[Records from a collection]
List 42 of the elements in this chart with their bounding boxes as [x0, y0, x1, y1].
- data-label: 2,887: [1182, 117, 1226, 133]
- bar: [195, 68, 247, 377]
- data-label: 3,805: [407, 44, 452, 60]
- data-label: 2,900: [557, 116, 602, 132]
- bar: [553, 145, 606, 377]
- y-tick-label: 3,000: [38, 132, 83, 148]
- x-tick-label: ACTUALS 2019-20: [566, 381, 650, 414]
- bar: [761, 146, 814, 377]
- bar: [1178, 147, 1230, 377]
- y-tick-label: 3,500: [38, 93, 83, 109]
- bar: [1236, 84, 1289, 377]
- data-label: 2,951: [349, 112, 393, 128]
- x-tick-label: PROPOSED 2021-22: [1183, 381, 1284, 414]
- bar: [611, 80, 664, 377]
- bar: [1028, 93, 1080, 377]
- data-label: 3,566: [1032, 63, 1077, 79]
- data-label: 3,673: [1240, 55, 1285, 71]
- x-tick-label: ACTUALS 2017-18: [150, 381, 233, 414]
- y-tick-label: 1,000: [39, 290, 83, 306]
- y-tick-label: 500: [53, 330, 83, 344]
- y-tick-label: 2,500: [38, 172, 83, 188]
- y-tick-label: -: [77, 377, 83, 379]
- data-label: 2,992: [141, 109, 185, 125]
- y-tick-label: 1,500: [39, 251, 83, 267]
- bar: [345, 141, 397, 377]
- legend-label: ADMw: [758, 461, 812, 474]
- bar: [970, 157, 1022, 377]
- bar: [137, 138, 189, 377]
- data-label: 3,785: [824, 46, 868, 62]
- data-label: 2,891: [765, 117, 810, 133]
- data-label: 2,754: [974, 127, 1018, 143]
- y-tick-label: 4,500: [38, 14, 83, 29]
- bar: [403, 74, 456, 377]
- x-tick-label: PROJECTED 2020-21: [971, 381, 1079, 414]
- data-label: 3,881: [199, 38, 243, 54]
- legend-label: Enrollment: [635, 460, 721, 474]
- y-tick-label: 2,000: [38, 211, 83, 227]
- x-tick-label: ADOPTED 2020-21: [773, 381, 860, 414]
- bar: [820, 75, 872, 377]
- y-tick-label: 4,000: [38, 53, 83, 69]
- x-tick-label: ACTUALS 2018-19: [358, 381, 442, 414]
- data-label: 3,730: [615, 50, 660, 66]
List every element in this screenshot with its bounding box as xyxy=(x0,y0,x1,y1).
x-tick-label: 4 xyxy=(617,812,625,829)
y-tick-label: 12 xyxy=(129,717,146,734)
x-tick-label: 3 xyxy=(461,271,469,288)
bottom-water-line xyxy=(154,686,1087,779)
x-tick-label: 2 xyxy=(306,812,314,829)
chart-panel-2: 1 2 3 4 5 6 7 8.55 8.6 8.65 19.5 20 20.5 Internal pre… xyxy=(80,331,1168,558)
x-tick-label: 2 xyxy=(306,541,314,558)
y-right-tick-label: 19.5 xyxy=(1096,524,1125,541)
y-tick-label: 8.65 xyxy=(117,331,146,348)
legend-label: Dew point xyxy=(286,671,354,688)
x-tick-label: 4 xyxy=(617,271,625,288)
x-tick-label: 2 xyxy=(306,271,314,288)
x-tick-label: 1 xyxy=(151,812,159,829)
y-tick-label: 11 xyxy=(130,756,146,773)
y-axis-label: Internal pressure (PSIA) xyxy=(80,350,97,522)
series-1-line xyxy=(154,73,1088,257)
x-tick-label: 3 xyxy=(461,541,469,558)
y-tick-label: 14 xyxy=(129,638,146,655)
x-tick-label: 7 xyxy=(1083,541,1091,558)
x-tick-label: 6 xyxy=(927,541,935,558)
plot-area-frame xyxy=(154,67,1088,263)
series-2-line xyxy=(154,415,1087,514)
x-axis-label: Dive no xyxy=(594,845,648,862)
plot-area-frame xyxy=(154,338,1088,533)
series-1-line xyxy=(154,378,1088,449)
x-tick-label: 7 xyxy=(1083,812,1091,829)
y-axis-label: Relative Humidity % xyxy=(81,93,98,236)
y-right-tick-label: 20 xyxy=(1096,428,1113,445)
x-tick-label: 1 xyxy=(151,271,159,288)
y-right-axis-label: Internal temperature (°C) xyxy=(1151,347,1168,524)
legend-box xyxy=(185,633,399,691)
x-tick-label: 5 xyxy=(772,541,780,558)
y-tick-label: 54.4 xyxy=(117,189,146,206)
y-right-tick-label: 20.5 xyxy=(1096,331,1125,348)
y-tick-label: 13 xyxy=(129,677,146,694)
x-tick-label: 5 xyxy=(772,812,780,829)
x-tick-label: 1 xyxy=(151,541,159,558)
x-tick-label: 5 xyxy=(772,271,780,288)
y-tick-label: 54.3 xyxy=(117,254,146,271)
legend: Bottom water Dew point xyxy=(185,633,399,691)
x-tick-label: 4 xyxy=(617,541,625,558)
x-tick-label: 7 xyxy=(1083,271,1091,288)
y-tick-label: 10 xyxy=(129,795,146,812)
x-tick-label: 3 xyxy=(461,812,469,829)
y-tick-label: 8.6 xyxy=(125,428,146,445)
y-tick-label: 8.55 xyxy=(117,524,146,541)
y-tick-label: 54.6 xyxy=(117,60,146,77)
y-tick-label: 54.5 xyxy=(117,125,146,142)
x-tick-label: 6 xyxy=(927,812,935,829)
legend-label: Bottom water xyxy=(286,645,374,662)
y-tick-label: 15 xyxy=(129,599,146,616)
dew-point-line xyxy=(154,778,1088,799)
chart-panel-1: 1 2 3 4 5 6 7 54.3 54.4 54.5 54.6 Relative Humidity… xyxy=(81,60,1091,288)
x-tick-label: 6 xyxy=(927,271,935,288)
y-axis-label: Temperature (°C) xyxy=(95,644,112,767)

- WRITTEN REQUEST: Copy the listing above word for word, including every line.

- ANSWER TO THE TASK:
List 42 of the elements in this chart with their bounding boxes as [x0, y0, x1, y1].
- data-label: 2,887: [1182, 117, 1226, 133]
- bar: [195, 68, 247, 377]
- data-label: 3,805: [407, 44, 452, 60]
- data-label: 2,900: [557, 116, 602, 132]
- bar: [553, 145, 606, 377]
- y-tick-label: 3,000: [38, 132, 83, 148]
- x-tick-label: ACTUALS 2019-20: [566, 381, 650, 414]
- bar: [761, 146, 814, 377]
- bar: [1178, 147, 1230, 377]
- y-tick-label: 3,500: [38, 93, 83, 109]
- bar: [1236, 84, 1289, 377]
- data-label: 2,951: [349, 112, 393, 128]
- x-tick-label: PROPOSED 2021-22: [1183, 381, 1284, 414]
- bar: [611, 80, 664, 377]
- bar: [1028, 93, 1080, 377]
- data-label: 3,566: [1032, 63, 1077, 79]
- data-label: 3,673: [1240, 55, 1285, 71]
- x-tick-label: ACTUALS 2017-18: [150, 381, 233, 414]
- y-tick-label: 1,000: [39, 290, 83, 306]
- y-tick-label: 500: [53, 330, 83, 344]
- y-tick-label: 2,500: [38, 172, 83, 188]
- y-tick-label: -: [77, 377, 83, 379]
- data-label: 2,992: [141, 109, 185, 125]
- y-tick-label: 1,500: [39, 251, 83, 267]
- bar: [345, 141, 397, 377]
- legend-label: ADMw: [758, 461, 812, 474]
- bar: [970, 157, 1022, 377]
- bar: [137, 138, 189, 377]
- data-label: 3,785: [824, 46, 868, 62]
- data-label: 2,891: [765, 117, 810, 133]
- data-label: 2,754: [974, 127, 1018, 143]
- y-tick-label: 4,500: [38, 14, 83, 29]
- bar: [403, 74, 456, 377]
- x-tick-label: PROJECTED 2020-21: [971, 381, 1079, 414]
- data-label: 3,881: [199, 38, 243, 54]
- legend-label: Enrollment: [635, 460, 721, 474]
- y-tick-label: 2,000: [38, 211, 83, 227]
- x-tick-label: ADOPTED 2020-21: [773, 381, 860, 414]
- bar: [820, 75, 872, 377]
- y-tick-label: 4,000: [38, 53, 83, 69]
- x-tick-label: ACTUALS 2018-19: [358, 381, 442, 414]
- data-label: 3,730: [615, 50, 660, 66]
List every element in this screenshot with its bounding box as xyxy=(x0,y0,x1,y1).
x-tick-label: 4 xyxy=(617,812,625,829)
y-tick-label: 12 xyxy=(129,717,146,734)
x-tick-label: 3 xyxy=(461,271,469,288)
bottom-water-line xyxy=(154,686,1087,779)
x-tick-label: 2 xyxy=(306,812,314,829)
chart-panel-2: 1 2 3 4 5 6 7 8.55 8.6 8.65 19.5 20 20.5 Internal pre… xyxy=(80,331,1168,558)
x-tick-label: 2 xyxy=(306,541,314,558)
y-right-tick-label: 19.5 xyxy=(1096,524,1125,541)
y-tick-label: 8.65 xyxy=(117,331,146,348)
legend-label: Dew point xyxy=(286,671,354,688)
x-tick-label: 4 xyxy=(617,271,625,288)
x-tick-label: 2 xyxy=(306,271,314,288)
x-tick-label: 1 xyxy=(151,812,159,829)
y-tick-label: 11 xyxy=(130,756,146,773)
y-axis-label: Internal pressure (PSIA) xyxy=(80,350,97,522)
series-1-line xyxy=(154,73,1088,257)
x-tick-label: 3 xyxy=(461,541,469,558)
y-tick-label: 14 xyxy=(129,638,146,655)
x-tick-label: 7 xyxy=(1083,541,1091,558)
x-tick-label: 6 xyxy=(927,541,935,558)
plot-area-frame xyxy=(154,67,1088,263)
series-2-line xyxy=(154,415,1087,514)
x-axis-label: Dive no xyxy=(594,845,648,862)
plot-area-frame xyxy=(154,338,1088,533)
series-1-line xyxy=(154,378,1088,449)
x-tick-label: 7 xyxy=(1083,812,1091,829)
y-axis-label: Relative Humidity % xyxy=(81,93,98,236)
y-right-tick-label: 20 xyxy=(1096,428,1113,445)
x-tick-label: 1 xyxy=(151,271,159,288)
y-right-axis-label: Internal temperature (°C) xyxy=(1151,347,1168,524)
legend-box xyxy=(185,633,399,691)
x-tick-label: 5 xyxy=(772,541,780,558)
y-tick-label: 54.4 xyxy=(117,189,146,206)
y-right-tick-label: 20.5 xyxy=(1096,331,1125,348)
y-tick-label: 13 xyxy=(129,677,146,694)
x-tick-label: 5 xyxy=(772,812,780,829)
x-tick-label: 1 xyxy=(151,541,159,558)
x-tick-label: 5 xyxy=(772,271,780,288)
y-tick-label: 54.3 xyxy=(117,254,146,271)
legend: Bottom water Dew point xyxy=(185,633,399,691)
x-tick-label: 4 xyxy=(617,541,625,558)
x-tick-label: 7 xyxy=(1083,271,1091,288)
y-tick-label: 10 xyxy=(129,795,146,812)
x-tick-label: 3 xyxy=(461,812,469,829)
y-tick-label: 8.6 xyxy=(125,428,146,445)
y-tick-label: 8.55 xyxy=(117,524,146,541)
y-tick-label: 54.6 xyxy=(117,60,146,77)
y-tick-label: 54.5 xyxy=(117,125,146,142)
x-tick-label: 6 xyxy=(927,812,935,829)
legend-label: Bottom water xyxy=(286,645,374,662)
y-tick-label: 15 xyxy=(129,599,146,616)
dew-point-line xyxy=(154,778,1088,799)
chart-panel-1: 1 2 3 4 5 6 7 54.3 54.4 54.5 54.6 Relative Humidity… xyxy=(81,60,1091,288)
x-tick-label: 6 xyxy=(927,271,935,288)
y-axis-label: Temperature (°C) xyxy=(95,644,112,767)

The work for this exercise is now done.